■ **EXERCISE**
Copy out each line below exactly as it appears.

■ **Records**

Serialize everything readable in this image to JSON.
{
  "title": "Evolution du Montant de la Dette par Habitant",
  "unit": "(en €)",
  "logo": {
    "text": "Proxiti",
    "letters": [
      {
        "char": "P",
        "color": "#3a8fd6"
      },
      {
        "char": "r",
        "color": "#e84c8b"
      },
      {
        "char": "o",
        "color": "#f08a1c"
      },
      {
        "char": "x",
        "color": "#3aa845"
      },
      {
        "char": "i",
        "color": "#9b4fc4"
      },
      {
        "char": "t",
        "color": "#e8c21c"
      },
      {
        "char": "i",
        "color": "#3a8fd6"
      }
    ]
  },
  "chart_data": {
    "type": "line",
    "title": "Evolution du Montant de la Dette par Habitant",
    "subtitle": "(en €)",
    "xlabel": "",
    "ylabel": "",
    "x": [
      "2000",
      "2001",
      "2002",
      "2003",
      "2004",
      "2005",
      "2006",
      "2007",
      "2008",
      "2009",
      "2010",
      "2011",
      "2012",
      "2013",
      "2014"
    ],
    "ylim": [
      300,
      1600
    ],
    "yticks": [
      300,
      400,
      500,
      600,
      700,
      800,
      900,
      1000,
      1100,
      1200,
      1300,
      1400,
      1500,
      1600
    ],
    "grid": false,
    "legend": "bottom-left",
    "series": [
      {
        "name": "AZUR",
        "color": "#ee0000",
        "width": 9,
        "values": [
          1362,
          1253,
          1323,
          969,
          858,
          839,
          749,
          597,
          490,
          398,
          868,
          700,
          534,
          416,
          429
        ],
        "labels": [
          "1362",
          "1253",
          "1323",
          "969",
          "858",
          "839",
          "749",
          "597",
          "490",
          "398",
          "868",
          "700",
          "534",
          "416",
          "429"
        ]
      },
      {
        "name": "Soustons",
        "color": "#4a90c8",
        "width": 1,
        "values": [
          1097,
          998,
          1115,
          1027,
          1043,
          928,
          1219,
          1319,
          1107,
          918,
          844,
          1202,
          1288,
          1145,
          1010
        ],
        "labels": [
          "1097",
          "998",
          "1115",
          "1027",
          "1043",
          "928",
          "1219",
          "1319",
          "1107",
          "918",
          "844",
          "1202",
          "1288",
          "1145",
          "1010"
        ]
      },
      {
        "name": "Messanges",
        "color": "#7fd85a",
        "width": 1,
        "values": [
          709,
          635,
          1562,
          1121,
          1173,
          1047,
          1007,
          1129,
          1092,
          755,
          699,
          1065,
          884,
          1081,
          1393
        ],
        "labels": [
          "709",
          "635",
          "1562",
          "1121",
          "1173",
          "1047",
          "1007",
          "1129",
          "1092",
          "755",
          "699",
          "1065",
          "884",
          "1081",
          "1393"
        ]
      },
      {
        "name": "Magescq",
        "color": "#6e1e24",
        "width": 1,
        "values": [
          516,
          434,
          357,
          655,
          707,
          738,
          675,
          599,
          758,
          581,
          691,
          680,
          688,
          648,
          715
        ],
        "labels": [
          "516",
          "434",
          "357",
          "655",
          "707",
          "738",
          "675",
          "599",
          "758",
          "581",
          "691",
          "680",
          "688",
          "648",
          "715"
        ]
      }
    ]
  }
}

■ **SOLUTION TO THIS EXERCISE**
Serialize everything readable in this image to JSON.
{
  "title": "Evolution du Montant de la Dette par Habitant",
  "unit": "(en €)",
  "logo": {
    "text": "Proxiti",
    "letters": [
      {
        "char": "P",
        "color": "#3a8fd6"
      },
      {
        "char": "r",
        "color": "#e84c8b"
      },
      {
        "char": "o",
        "color": "#f08a1c"
      },
      {
        "char": "x",
        "color": "#3aa845"
      },
      {
        "char": "i",
        "color": "#9b4fc4"
      },
      {
        "char": "t",
        "color": "#e8c21c"
      },
      {
        "char": "i",
        "color": "#3a8fd6"
      }
    ]
  },
  "chart_data": {
    "type": "line",
    "title": "Evolution du Montant de la Dette par Habitant",
    "subtitle": "(en €)",
    "xlabel": "",
    "ylabel": "",
    "x": [
      "2000",
      "2001",
      "2002",
      "2003",
      "2004",
      "2005",
      "2006",
      "2007",
      "2008",
      "2009",
      "2010",
      "2011",
      "2012",
      "2013",
      "2014"
    ],
    "ylim": [
      300,
      1600
    ],
    "yticks": [
      300,
      400,
      500,
      600,
      700,
      800,
      900,
      1000,
      1100,
      1200,
      1300,
      1400,
      1500,
      1600
    ],
    "grid": false,
    "legend": "bottom-left",
    "series": [
      {
        "name": "AZUR",
        "color": "#ee0000",
        "width": 9,
        "values": [
          1362,
          1253,
          1323,
          969,
          858,
          839,
          749,
          597,
          490,
          398,
          868,
          700,
          534,
          416,
          429
        ],
        "labels": [
          "1362",
          "1253",
          "1323",
          "969",
          "858",
          "839",
          "749",
          "597",
          "490",
          "398",
          "868",
          "700",
          "534",
          "416",
          "429"
        ]
      },
      {
        "name": "Soustons",
        "color": "#4a90c8",
        "width": 1,
        "values": [
          1097,
          998,
          1115,
          1027,
          1043,
          928,
          1219,
          1319,
          1107,
          918,
          844,
          1202,
          1288,
          1145,
          1010
        ],
        "labels": [
          "1097",
          "998",
          "1115",
          "1027",
          "1043",
          "928",
          "1219",
          "1319",
          "1107",
          "918",
          "844",
          "1202",
          "1288",
          "1145",
          "1010"
        ]
      },
      {
        "name": "Messanges",
        "color": "#7fd85a",
        "width": 1,
        "values": [
          709,
          635,
          1562,
          1121,
          1173,
          1047,
          1007,
          1129,
          1092,
          755,
          699,
          1065,
          884,
          1081,
          1393
        ],
        "labels": [
          "709",
          "635",
          "1562",
          "1121",
          "1173",
          "1047",
          "1007",
          "1129",
          "1092",
          "755",
          "699",
          "1065",
          "884",
          "1081",
          "1393"
        ]
      },
      {
        "name": "Magescq",
        "color": "#6e1e24",
        "width": 1,
        "values": [
          516,
          434,
          357,
          655,
          707,
          738,
          675,
          599,
          758,
          581,
          691,
          680,
          688,
          648,
          715
        ],
        "labels": [
          "516",
          "434",
          "357",
          "655",
          "707",
          "738",
          "675",
          "599",
          "758",
          "581",
          "691",
          "680",
          "688",
          "648",
          "715"
        ]
      }
    ]
  }
}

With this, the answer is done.